### TASK GOAL
Write out the material exactly. Do not include the pictures.

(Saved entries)

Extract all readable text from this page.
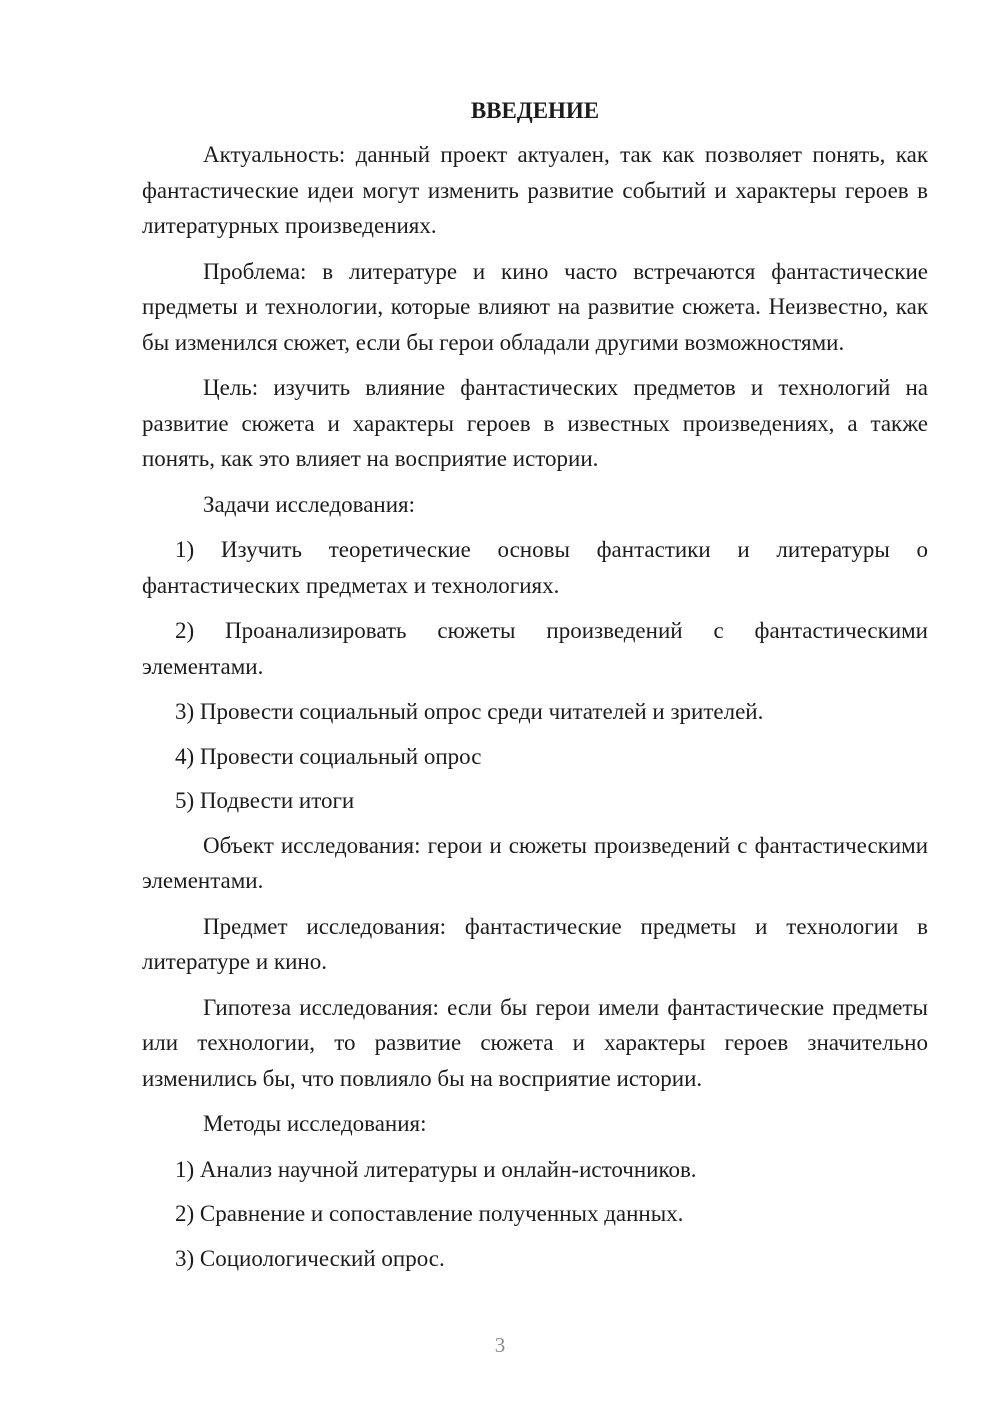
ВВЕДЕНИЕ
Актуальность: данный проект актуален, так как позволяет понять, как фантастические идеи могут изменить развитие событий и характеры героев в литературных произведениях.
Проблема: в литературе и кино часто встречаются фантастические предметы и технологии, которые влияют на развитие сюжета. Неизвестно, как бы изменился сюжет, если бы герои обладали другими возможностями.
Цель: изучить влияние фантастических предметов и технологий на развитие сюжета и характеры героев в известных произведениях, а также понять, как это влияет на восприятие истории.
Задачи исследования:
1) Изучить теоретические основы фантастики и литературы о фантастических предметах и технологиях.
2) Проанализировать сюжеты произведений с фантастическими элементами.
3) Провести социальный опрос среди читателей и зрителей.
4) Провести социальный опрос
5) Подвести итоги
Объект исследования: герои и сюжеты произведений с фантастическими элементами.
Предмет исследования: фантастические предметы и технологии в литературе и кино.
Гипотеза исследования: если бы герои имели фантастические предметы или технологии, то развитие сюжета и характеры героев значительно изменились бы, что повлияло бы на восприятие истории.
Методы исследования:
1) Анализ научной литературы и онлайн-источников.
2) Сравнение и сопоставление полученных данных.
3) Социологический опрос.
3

### WRITTEN REPLY
Extract all readable text from this page.
ВВЕДЕНИЕ
Актуальность: данный проект актуален, так как позволяет понять, как фантастические идеи могут изменить развитие событий и характеры героев в литературных произведениях.
Проблема: в литературе и кино часто встречаются фантастические предметы и технологии, которые влияют на развитие сюжета. Неизвестно, как бы изменился сюжет, если бы герои обладали другими возможностями.
Цель: изучить влияние фантастических предметов и технологий на развитие сюжета и характеры героев в известных произведениях, а также понять, как это влияет на восприятие истории.
Задачи исследования:
1) Изучить теоретические основы фантастики и литературы о фантастических предметах и технологиях.
2) Проанализировать сюжеты произведений с фантастическими элементами.
3) Провести социальный опрос среди читателей и зрителей.
4) Провести социальный опрос
5) Подвести итоги
Объект исследования: герои и сюжеты произведений с фантастическими элементами.
Предмет исследования: фантастические предметы и технологии в литературе и кино.
Гипотеза исследования: если бы герои имели фантастические предметы или технологии, то развитие сюжета и характеры героев значительно изменились бы, что повлияло бы на восприятие истории.
Методы исследования:
1) Анализ научной литературы и онлайн-источников.
2) Сравнение и сопоставление полученных данных.
3) Социологический опрос.
3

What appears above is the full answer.